# Start of TASK INPUT
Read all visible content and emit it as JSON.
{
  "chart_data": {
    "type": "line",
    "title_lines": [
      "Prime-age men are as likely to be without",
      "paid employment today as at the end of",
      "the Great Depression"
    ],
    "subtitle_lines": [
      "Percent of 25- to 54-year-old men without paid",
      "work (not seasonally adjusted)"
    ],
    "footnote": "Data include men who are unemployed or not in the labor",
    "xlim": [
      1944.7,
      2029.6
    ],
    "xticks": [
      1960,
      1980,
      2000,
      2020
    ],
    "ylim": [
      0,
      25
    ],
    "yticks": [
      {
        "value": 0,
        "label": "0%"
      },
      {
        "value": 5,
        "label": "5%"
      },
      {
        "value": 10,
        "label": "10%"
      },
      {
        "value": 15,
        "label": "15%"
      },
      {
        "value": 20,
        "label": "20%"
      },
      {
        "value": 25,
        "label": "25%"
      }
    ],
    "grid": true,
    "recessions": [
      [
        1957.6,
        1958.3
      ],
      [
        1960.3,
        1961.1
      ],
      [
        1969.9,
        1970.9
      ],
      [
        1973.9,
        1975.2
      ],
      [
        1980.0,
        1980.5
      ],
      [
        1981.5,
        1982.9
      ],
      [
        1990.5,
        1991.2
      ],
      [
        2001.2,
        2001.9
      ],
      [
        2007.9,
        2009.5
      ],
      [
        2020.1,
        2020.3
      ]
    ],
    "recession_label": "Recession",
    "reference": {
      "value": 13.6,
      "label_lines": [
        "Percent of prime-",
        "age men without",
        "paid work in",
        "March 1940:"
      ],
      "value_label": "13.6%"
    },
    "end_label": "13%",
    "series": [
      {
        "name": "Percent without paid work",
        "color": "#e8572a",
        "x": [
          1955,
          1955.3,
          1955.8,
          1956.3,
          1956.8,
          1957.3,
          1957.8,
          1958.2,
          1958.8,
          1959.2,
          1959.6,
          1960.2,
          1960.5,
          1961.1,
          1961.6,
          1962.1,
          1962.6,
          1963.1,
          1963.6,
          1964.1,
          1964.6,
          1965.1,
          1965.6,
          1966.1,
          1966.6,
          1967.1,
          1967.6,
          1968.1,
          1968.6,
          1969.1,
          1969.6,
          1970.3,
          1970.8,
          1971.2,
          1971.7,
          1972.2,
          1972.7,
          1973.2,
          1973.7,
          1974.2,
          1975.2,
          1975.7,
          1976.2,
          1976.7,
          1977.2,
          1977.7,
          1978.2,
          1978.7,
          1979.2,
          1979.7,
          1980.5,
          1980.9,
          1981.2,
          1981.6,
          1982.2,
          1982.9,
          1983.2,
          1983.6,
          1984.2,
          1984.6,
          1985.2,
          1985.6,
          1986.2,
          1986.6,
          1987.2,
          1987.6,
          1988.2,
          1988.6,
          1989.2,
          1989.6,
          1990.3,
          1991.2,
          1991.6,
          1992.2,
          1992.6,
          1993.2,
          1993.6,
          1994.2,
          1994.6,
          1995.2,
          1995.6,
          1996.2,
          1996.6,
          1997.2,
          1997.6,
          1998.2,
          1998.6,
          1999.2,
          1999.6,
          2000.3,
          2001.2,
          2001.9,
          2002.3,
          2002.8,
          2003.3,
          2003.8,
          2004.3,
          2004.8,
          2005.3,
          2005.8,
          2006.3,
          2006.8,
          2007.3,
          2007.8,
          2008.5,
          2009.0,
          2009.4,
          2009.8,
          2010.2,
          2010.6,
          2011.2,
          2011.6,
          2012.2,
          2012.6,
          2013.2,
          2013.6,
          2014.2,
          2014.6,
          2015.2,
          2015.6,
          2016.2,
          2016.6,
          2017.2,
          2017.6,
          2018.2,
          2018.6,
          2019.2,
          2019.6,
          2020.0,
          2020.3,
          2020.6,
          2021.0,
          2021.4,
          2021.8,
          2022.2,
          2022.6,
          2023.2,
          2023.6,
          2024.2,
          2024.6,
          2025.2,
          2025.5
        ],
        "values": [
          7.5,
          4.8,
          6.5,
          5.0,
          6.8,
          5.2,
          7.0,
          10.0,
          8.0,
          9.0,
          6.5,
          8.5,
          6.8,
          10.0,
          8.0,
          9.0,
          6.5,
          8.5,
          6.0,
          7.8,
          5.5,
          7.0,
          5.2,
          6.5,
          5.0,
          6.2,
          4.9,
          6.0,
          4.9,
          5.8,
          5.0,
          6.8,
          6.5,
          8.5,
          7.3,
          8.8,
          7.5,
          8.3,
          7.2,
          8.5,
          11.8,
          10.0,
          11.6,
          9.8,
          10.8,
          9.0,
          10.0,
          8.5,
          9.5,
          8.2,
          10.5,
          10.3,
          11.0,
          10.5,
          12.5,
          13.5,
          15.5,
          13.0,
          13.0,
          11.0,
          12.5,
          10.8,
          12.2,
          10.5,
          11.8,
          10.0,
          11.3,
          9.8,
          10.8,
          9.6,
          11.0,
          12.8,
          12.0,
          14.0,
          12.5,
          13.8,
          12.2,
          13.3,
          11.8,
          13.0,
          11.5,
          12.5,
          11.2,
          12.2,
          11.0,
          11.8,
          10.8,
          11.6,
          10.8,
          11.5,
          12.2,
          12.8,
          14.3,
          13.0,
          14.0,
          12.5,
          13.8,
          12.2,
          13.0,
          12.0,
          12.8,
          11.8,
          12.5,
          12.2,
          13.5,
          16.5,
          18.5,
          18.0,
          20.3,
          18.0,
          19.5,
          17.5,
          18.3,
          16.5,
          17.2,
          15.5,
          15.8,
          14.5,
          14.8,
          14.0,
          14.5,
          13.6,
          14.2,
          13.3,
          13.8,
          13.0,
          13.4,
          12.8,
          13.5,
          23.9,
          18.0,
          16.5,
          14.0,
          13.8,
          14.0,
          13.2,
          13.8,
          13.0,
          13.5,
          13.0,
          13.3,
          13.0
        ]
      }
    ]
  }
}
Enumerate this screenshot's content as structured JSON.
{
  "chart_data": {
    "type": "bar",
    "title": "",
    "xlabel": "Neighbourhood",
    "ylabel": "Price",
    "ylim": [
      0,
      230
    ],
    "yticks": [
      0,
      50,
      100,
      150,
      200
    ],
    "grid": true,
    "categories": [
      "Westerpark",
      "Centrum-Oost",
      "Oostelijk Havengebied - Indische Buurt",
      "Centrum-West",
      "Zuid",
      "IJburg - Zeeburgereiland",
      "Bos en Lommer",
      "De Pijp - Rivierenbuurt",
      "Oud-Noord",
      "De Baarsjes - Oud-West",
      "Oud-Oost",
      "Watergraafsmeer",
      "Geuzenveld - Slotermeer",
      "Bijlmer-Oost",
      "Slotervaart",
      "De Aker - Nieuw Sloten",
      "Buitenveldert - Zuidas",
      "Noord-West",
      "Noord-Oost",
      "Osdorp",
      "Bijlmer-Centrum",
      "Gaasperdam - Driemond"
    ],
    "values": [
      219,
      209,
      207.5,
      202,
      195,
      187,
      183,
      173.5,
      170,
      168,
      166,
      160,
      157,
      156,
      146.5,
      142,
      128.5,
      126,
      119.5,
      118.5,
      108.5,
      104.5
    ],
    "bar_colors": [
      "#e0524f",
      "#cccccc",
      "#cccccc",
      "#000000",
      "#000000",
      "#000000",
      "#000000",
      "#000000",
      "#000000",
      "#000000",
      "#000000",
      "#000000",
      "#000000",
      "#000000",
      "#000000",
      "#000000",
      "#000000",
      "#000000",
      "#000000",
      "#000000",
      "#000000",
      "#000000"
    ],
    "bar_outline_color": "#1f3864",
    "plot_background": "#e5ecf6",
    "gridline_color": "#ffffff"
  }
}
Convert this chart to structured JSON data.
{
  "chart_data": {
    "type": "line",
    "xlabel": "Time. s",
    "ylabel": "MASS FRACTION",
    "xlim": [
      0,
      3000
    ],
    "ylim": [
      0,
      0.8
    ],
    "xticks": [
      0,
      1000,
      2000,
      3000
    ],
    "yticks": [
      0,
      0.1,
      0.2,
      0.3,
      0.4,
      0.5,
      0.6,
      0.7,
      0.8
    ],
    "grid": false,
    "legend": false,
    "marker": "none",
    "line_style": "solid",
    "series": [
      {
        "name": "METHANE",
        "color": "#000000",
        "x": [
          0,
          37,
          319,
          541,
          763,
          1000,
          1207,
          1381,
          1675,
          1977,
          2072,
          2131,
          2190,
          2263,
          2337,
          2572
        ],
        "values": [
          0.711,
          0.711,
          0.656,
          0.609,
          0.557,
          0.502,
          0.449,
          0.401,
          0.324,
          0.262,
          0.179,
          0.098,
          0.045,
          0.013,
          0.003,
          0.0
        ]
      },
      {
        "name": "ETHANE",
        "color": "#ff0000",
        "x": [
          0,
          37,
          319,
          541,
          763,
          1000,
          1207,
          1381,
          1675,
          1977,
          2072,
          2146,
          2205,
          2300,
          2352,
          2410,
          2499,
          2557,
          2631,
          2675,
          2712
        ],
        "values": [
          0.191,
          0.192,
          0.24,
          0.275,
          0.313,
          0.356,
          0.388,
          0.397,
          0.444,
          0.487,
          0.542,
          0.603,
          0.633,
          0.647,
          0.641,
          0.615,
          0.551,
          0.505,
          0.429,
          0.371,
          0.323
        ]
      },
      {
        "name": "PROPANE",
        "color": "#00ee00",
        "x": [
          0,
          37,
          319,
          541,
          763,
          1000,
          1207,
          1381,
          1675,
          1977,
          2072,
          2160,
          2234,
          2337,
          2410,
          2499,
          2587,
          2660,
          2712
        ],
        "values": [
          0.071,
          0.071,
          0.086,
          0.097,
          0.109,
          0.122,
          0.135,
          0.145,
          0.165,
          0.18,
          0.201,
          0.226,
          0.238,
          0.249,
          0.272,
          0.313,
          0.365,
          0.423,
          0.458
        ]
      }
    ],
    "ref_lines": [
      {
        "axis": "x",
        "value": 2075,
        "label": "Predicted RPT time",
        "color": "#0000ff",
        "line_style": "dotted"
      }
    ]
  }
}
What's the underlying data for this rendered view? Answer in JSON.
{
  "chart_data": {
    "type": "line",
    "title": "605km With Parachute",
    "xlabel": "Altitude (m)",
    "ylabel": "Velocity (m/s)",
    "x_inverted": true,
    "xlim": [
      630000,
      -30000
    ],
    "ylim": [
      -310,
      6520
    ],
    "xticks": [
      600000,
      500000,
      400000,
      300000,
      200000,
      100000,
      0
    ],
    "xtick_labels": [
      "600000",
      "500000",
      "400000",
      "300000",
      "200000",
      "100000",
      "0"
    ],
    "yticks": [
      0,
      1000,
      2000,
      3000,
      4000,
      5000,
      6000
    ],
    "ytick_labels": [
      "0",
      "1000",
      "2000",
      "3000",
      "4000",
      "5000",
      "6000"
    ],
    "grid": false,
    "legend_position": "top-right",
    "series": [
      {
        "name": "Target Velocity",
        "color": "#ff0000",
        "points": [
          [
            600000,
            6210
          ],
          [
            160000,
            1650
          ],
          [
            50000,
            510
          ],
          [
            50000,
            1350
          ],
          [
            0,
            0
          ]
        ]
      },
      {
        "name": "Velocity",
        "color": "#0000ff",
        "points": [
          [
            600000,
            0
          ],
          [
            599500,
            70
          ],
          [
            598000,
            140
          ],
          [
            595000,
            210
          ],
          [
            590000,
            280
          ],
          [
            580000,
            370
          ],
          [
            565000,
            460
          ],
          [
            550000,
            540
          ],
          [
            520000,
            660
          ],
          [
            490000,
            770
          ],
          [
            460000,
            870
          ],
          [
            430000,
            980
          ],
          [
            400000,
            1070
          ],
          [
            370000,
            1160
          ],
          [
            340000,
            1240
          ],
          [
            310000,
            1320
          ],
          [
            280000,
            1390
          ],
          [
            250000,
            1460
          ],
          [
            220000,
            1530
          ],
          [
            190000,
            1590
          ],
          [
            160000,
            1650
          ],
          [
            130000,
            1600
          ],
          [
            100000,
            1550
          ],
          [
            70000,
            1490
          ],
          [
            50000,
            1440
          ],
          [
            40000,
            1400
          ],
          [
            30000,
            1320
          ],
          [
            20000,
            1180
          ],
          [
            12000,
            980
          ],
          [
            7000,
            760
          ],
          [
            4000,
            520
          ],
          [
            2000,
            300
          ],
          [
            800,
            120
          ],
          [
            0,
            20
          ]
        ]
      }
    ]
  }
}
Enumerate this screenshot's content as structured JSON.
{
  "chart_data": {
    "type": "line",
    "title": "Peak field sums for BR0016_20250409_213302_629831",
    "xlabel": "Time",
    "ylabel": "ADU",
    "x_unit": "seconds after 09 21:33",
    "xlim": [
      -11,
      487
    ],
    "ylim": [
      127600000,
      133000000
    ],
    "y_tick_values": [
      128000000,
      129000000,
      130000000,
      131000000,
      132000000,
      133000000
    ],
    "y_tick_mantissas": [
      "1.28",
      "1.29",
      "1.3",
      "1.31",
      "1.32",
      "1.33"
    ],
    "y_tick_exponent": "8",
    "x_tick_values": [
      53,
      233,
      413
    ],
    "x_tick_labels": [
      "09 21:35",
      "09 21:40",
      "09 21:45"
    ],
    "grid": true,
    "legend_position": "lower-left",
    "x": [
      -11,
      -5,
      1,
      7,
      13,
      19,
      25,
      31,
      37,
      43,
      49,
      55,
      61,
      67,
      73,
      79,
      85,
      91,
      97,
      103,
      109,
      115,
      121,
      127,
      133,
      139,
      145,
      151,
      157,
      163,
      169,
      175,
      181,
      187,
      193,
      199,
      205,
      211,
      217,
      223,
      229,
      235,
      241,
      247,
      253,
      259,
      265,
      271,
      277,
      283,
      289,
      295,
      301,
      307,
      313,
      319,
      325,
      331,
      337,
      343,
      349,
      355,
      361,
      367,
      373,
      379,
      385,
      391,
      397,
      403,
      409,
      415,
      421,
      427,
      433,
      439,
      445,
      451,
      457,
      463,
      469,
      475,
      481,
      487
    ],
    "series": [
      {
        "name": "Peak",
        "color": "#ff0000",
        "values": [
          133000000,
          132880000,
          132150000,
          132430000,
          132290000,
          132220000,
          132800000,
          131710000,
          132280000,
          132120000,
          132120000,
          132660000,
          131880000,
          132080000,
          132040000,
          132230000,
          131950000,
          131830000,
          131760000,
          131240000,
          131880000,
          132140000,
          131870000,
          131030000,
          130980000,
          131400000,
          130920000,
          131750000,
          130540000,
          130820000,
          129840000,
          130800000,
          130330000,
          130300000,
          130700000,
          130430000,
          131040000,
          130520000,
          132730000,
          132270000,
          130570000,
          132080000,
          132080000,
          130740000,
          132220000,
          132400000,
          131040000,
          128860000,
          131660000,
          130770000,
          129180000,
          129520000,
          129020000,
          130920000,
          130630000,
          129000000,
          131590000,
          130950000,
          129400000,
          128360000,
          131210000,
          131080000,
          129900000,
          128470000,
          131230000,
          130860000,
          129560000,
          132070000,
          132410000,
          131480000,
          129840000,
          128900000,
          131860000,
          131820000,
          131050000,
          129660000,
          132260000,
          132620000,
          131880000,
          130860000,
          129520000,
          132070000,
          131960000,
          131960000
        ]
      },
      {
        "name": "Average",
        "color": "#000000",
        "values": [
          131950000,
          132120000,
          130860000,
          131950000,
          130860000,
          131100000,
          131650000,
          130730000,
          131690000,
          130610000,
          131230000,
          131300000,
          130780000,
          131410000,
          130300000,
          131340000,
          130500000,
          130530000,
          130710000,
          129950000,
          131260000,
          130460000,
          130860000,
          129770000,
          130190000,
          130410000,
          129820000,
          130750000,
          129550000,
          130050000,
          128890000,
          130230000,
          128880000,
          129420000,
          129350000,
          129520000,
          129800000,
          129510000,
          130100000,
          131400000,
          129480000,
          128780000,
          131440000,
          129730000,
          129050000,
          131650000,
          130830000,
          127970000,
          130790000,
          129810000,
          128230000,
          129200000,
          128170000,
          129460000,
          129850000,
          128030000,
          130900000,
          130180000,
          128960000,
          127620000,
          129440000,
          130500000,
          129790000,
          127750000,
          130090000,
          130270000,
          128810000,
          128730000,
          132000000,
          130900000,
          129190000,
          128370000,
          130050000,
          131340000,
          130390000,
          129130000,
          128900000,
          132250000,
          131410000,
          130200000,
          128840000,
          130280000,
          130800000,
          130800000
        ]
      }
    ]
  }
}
# End of TASK INPUT
AIM — Give the number of lines above that hold the word "work", and nothing more.

TASK RESPONSE — 3